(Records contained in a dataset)
_____

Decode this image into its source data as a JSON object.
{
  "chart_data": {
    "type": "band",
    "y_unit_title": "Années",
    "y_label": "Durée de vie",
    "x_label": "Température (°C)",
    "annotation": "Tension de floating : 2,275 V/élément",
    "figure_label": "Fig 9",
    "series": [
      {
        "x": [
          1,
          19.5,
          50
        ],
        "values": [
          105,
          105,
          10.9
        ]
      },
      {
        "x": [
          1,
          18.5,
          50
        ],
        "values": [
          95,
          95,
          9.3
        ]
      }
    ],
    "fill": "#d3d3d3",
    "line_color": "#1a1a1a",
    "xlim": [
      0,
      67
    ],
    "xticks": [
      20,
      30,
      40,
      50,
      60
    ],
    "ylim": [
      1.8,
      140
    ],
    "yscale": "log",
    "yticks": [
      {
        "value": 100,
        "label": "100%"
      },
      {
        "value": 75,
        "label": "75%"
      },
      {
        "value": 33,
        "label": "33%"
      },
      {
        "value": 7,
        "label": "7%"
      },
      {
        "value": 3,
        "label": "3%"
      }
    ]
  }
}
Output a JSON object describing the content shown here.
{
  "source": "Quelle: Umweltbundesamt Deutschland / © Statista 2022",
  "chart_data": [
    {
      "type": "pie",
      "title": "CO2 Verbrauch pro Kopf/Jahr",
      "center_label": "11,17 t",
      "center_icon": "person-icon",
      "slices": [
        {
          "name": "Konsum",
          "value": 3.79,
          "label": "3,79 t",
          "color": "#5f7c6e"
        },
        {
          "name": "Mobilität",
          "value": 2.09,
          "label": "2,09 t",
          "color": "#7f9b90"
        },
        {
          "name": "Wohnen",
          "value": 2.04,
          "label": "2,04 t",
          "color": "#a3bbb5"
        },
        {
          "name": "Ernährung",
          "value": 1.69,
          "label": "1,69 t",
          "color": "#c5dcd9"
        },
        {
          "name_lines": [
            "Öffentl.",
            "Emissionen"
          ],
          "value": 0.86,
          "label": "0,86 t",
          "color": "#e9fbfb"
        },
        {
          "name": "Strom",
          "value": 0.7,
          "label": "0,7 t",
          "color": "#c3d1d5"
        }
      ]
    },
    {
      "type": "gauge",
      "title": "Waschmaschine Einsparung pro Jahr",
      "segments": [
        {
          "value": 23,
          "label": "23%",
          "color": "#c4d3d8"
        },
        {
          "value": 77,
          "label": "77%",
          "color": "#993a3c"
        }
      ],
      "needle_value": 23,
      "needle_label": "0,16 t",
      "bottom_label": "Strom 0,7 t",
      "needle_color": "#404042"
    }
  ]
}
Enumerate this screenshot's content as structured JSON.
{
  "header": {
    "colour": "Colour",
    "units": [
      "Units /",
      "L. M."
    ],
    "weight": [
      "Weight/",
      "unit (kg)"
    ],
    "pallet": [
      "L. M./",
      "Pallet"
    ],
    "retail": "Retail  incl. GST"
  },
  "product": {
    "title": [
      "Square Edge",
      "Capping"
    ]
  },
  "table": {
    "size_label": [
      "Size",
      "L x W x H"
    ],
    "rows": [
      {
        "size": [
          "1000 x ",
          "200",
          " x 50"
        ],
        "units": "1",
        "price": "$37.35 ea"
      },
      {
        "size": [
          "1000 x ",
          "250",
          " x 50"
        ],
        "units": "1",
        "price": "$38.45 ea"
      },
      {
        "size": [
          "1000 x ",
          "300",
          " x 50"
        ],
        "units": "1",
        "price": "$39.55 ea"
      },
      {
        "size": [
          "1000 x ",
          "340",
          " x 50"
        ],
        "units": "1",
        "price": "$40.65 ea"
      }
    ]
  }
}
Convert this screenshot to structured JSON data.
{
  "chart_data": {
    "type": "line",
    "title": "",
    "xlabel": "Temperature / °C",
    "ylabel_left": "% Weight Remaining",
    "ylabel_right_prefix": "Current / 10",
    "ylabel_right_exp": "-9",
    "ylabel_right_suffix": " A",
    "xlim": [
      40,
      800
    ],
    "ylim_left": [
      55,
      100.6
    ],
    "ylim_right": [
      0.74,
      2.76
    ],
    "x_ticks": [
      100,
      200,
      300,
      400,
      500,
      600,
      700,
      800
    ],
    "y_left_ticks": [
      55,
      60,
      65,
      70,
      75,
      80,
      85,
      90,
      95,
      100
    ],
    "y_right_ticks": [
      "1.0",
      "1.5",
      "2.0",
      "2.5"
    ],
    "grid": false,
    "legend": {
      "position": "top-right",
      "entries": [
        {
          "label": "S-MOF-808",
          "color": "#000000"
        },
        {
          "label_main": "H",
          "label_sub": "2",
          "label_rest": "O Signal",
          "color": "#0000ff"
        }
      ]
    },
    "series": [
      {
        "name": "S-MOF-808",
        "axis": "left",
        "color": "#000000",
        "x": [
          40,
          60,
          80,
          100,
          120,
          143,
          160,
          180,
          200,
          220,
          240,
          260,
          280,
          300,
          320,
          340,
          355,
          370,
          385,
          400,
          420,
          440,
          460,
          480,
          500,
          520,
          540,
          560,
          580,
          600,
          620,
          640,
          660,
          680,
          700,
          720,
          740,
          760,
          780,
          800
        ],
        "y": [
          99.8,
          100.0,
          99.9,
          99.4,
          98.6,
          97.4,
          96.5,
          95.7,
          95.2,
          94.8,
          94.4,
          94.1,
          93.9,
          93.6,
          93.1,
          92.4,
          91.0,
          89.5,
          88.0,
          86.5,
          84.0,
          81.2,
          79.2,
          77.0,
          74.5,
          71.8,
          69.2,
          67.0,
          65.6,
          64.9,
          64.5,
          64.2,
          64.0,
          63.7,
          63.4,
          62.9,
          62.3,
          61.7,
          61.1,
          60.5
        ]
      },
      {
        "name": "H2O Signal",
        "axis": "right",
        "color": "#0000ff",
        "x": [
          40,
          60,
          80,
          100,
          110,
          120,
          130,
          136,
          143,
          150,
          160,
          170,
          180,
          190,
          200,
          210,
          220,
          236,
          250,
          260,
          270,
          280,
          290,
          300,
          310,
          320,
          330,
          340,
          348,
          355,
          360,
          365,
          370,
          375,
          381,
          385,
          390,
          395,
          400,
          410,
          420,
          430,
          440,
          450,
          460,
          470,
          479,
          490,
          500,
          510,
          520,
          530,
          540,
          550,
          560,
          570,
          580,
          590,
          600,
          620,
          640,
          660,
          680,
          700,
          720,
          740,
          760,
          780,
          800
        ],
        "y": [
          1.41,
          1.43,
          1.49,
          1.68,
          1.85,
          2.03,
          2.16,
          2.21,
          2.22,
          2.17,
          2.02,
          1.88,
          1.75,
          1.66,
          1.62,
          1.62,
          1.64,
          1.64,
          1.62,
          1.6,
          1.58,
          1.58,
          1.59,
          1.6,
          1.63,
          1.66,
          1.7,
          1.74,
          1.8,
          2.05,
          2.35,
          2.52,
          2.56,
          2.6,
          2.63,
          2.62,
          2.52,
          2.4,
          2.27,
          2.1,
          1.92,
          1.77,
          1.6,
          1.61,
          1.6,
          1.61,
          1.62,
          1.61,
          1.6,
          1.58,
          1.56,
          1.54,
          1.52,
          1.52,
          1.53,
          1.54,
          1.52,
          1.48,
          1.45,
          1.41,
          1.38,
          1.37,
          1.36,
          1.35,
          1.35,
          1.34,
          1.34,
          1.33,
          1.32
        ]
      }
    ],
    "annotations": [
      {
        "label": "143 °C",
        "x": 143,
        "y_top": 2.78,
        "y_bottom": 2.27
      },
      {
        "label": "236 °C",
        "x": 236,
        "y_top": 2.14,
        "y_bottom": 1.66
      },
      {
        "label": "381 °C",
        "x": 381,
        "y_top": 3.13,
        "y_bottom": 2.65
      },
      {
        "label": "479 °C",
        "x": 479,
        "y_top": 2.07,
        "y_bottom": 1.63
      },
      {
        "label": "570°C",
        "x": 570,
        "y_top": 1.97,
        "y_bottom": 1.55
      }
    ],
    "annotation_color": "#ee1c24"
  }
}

_____

Exercise brief. How many lines in the records above hold the word "content"? Give only the number.

Final result. 2